• WHAT IS REQUIRED: Determine how many lines of the records include "Output", and answer with the number alone.
— START EXERCISE MATERIALS —
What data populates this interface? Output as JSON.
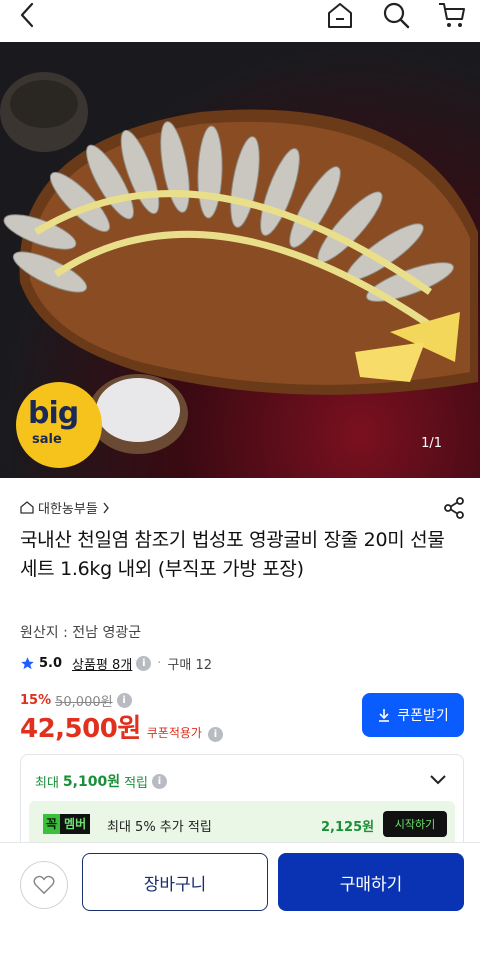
{
  "header": {
    "back_icon": "chevron-left-icon",
    "home_icon": "home-icon",
    "search_icon": "search-icon",
    "cart_icon": "cart-icon"
  },
  "gallery": {
    "counter": "1/1",
    "badge_big": "big",
    "badge_sale": "sale"
  },
  "product": {
    "seller": "대한농부들",
    "title": "국내산 천일염 참조기 법성포 영광굴비 장줄 20미 선물세트 1.6kg 내외 (부직포 가방 포장)",
    "origin": "원산지 : 전남 영광군",
    "rating": "5.0",
    "reviews": "상품평 8개",
    "purchase_count": "구매 12",
    "discount_rate": "15%",
    "original_price": "50,000원",
    "price": "42,500원",
    "coupon_applied": "쿠폰적용가",
    "coupon_button": "쿠폰받기"
  },
  "points": {
    "max_prefix": "최대",
    "max_amount": "5,100원",
    "max_suffix": "적립",
    "member_tag_1": "꼭",
    "member_tag_2": "멤버",
    "member_text": "최대 5% 추가 적립",
    "member_amount": "2,125원",
    "start_button": "시작하기"
  },
  "actions": {
    "wish_icon": "heart-icon",
    "cart_button": "장바구니",
    "buy_button": "구매하기"
  },
  "colors": {
    "accent_red": "#e0301e",
    "primary_blue": "#0a33b4",
    "coupon_blue": "#0a5cff",
    "points_green": "#1a8f3a",
    "rating_star": "#1e5eff"
  }
}
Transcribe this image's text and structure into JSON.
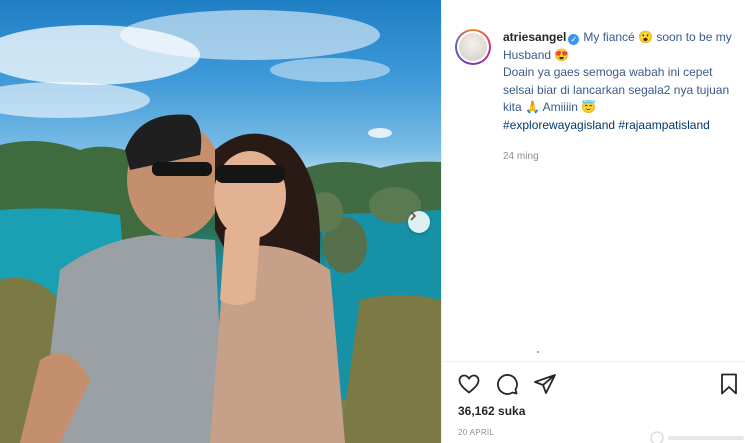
{
  "post": {
    "username": "atriesangel",
    "verified_icon": "verified-badge-icon",
    "caption_line1": "My fiancé 😮 soon to be my Husband 😍",
    "caption_line2": "Doain ya gaes semoga wabah ini cepet selsai biar di lancarkan segala2 nya tujuan kita 🙏 Amiiiin 😇",
    "hashtags": [
      "#explorewayagisland",
      "#rajaampatisland"
    ],
    "time_ago": "24 ming",
    "likes": "36,162 suka",
    "date": "20 APRIL"
  },
  "actions": {
    "like_icon": "heart-icon",
    "comment_icon": "comment-icon",
    "share_icon": "share-icon",
    "save_icon": "bookmark-icon"
  },
  "colors": {
    "link": "#00376b",
    "caption": "#3a5a8c",
    "muted": "#8e8e8e",
    "verified": "#3897f0"
  }
}
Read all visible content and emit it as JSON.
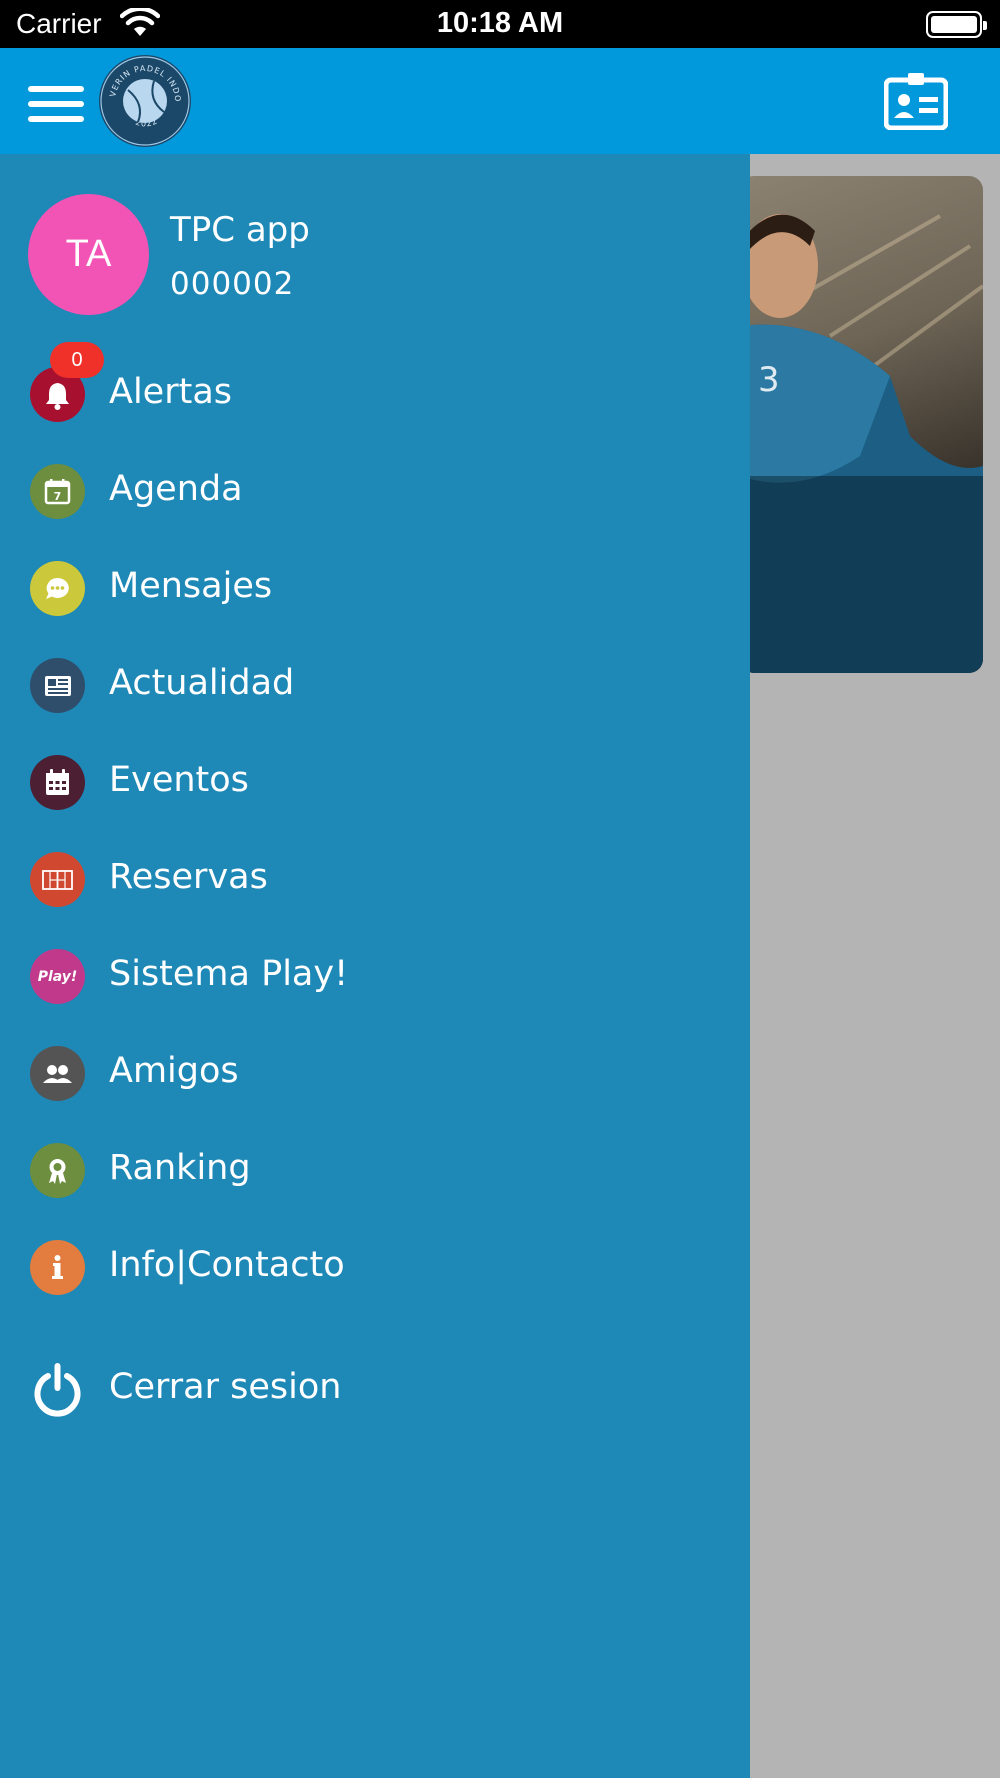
{
  "status_bar": {
    "carrier": "Carrier",
    "time": "10:18 AM"
  },
  "header": {
    "logo_text": "VERIN PADEL INDOOR",
    "logo_year": "2022"
  },
  "profile": {
    "initials": "TA",
    "name": "TPC app",
    "code": "000002"
  },
  "menu": {
    "alertas": {
      "label": "Alertas",
      "badge": "0",
      "color": "#a8102f",
      "icon": "bell-icon"
    },
    "agenda": {
      "label": "Agenda",
      "color": "#6c8e3e",
      "icon": "calendar-icon"
    },
    "mensajes": {
      "label": "Mensajes",
      "color": "#ccc83b",
      "icon": "chat-bubble-icon"
    },
    "actualidad": {
      "label": "Actualidad",
      "color": "#2e4e6b",
      "icon": "newspaper-icon"
    },
    "eventos": {
      "label": "Eventos",
      "color": "#4d1f33",
      "icon": "event-calendar-icon"
    },
    "reservas": {
      "label": "Reservas",
      "color": "#d0482f",
      "icon": "court-icon"
    },
    "sistema_play": {
      "label": "Sistema Play!",
      "color": "#c0398a",
      "icon": "play-logo-icon",
      "icon_text": "Play!"
    },
    "amigos": {
      "label": "Amigos",
      "color": "#545454",
      "icon": "friends-icon"
    },
    "ranking": {
      "label": "Ranking",
      "color": "#6c8e3e",
      "icon": "award-icon"
    },
    "info_contacto": {
      "label": "Info|Contacto",
      "color": "#e27d3f",
      "icon": "info-icon"
    },
    "cerrar_sesion": {
      "label": "Cerrar sesion",
      "icon": "power-icon"
    }
  }
}
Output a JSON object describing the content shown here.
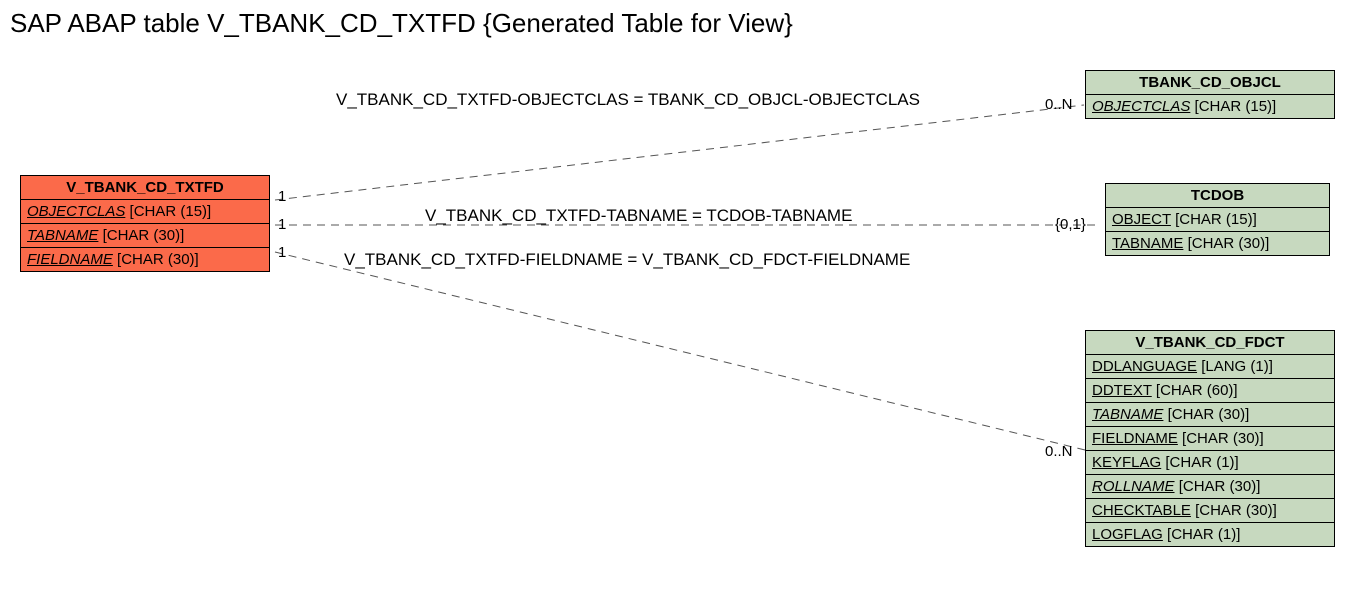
{
  "title": "SAP ABAP table V_TBANK_CD_TXTFD {Generated Table for View}",
  "main": {
    "name": "V_TBANK_CD_TXTFD",
    "fields": [
      {
        "label": "OBJECTCLAS",
        "type": "[CHAR (15)]",
        "italic": true
      },
      {
        "label": "TABNAME",
        "type": "[CHAR (30)]",
        "italic": true
      },
      {
        "label": "FIELDNAME",
        "type": "[CHAR (30)]",
        "italic": true
      }
    ]
  },
  "ref1": {
    "name": "TBANK_CD_OBJCL",
    "fields": [
      {
        "label": "OBJECTCLAS",
        "type": "[CHAR (15)]",
        "italic": true
      }
    ]
  },
  "ref2": {
    "name": "TCDOB",
    "fields": [
      {
        "label": "OBJECT",
        "type": "[CHAR (15)]",
        "italic": false
      },
      {
        "label": "TABNAME",
        "type": "[CHAR (30)]",
        "italic": false
      }
    ]
  },
  "ref3": {
    "name": "V_TBANK_CD_FDCT",
    "fields": [
      {
        "label": "DDLANGUAGE",
        "type": "[LANG (1)]",
        "italic": false
      },
      {
        "label": "DDTEXT",
        "type": "[CHAR (60)]",
        "italic": false
      },
      {
        "label": "TABNAME",
        "type": "[CHAR (30)]",
        "italic": true
      },
      {
        "label": "FIELDNAME",
        "type": "[CHAR (30)]",
        "italic": false
      },
      {
        "label": "KEYFLAG",
        "type": "[CHAR (1)]",
        "italic": false
      },
      {
        "label": "ROLLNAME",
        "type": "[CHAR (30)]",
        "italic": true
      },
      {
        "label": "CHECKTABLE",
        "type": "[CHAR (30)]",
        "italic": false
      },
      {
        "label": "LOGFLAG",
        "type": "[CHAR (1)]",
        "italic": false
      }
    ]
  },
  "rel1": {
    "text": "V_TBANK_CD_TXTFD-OBJECTCLAS = TBANK_CD_OBJCL-OBJECTCLAS",
    "left": "1",
    "right": "0..N"
  },
  "rel2": {
    "text": "V_TBANK_CD_TXTFD-TABNAME = TCDOB-TABNAME",
    "left": "1",
    "right": "{0,1}"
  },
  "rel3": {
    "text": "V_TBANK_CD_TXTFD-FIELDNAME = V_TBANK_CD_FDCT-FIELDNAME",
    "left": "1",
    "right": "0..N"
  }
}
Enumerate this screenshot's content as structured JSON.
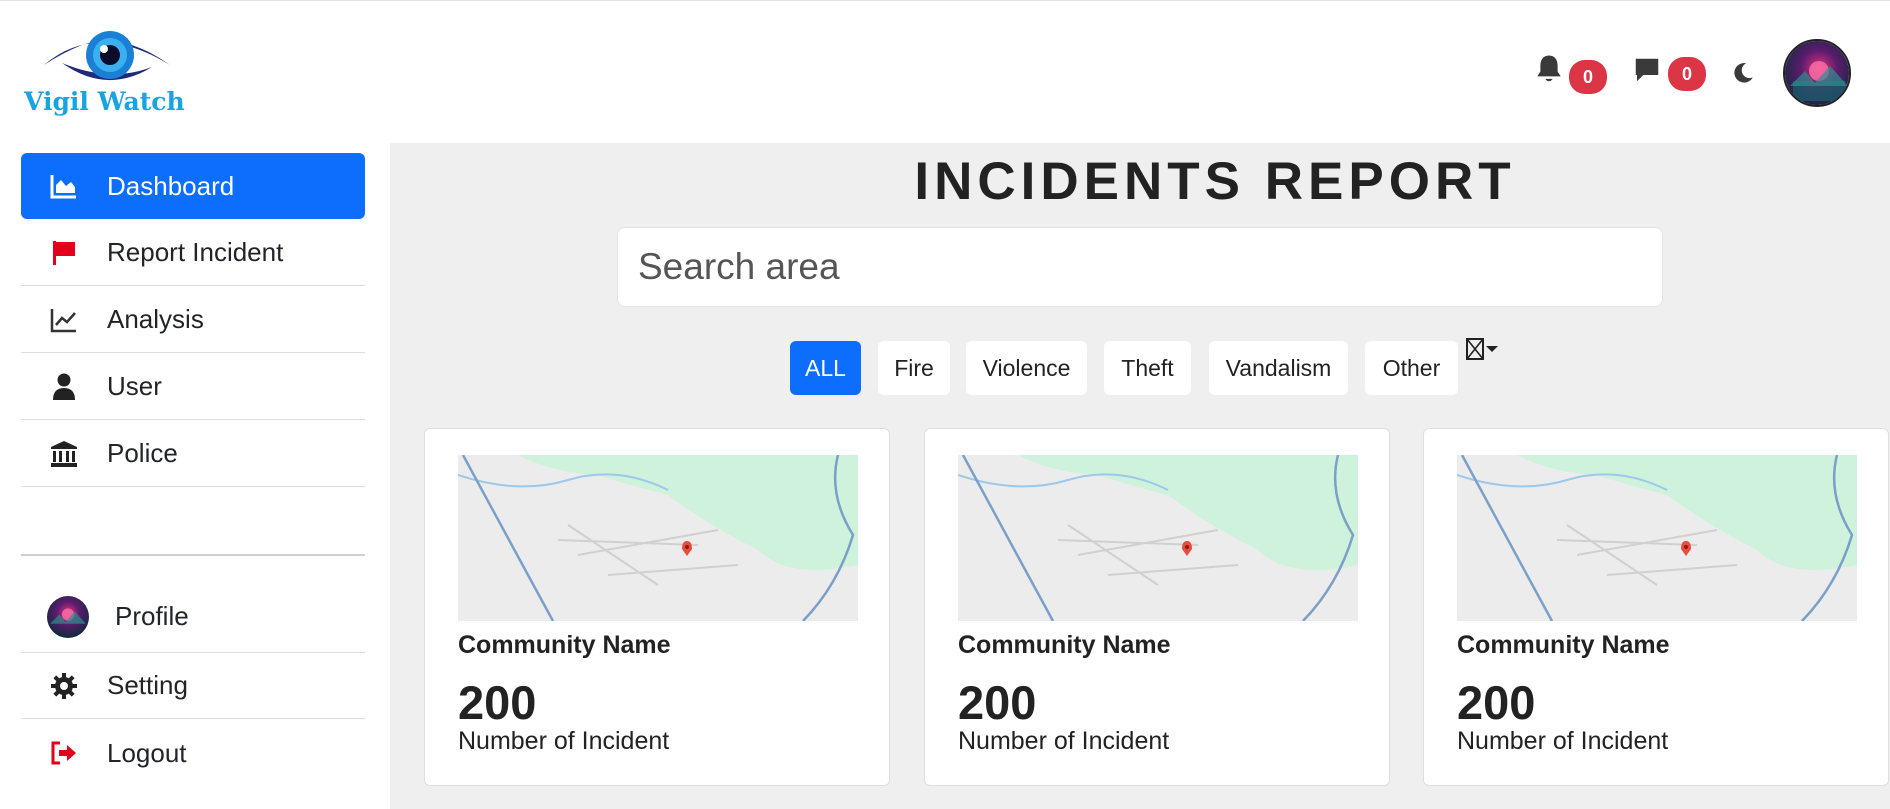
{
  "app": {
    "logo_text": "Vigil Watch"
  },
  "header": {
    "notifications_count": "0",
    "messages_count": "0",
    "theme_icon": "moon-icon",
    "avatar": "user-avatar"
  },
  "sidebar": {
    "items": [
      {
        "label": "Dashboard",
        "icon": "chart-area-icon",
        "active": true
      },
      {
        "label": "Report Incident",
        "icon": "flag-icon"
      },
      {
        "label": "Analysis",
        "icon": "line-chart-icon"
      },
      {
        "label": "User",
        "icon": "user-icon"
      },
      {
        "label": "Police",
        "icon": "building-columns-icon"
      }
    ],
    "bottom_items": [
      {
        "label": "Profile",
        "icon": "avatar"
      },
      {
        "label": "Setting",
        "icon": "gear-icon"
      },
      {
        "label": "Logout",
        "icon": "logout-icon"
      }
    ]
  },
  "main": {
    "title": "INCIDENTS REPORT",
    "search": {
      "placeholder": "Search area",
      "value": ""
    },
    "filters": [
      "ALL",
      "Fire",
      "Violence",
      "Theft",
      "Vandalism",
      "Other"
    ],
    "active_filter": "ALL",
    "cards": [
      {
        "name": "Community Name",
        "count": "200",
        "caption": "Number of Incident"
      },
      {
        "name": "Community Name",
        "count": "200",
        "caption": "Number of Incident"
      },
      {
        "name": "Community Name",
        "count": "200",
        "caption": "Number of Incident"
      }
    ]
  },
  "colors": {
    "primary": "#0d6efd",
    "badge": "#dc3545",
    "danger_icon": "#e3001b",
    "main_bg": "#efefef",
    "map_green": "#cff2dc"
  }
}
— END EXERCISE MATERIALS —
• WRITTEN ANSWER: 2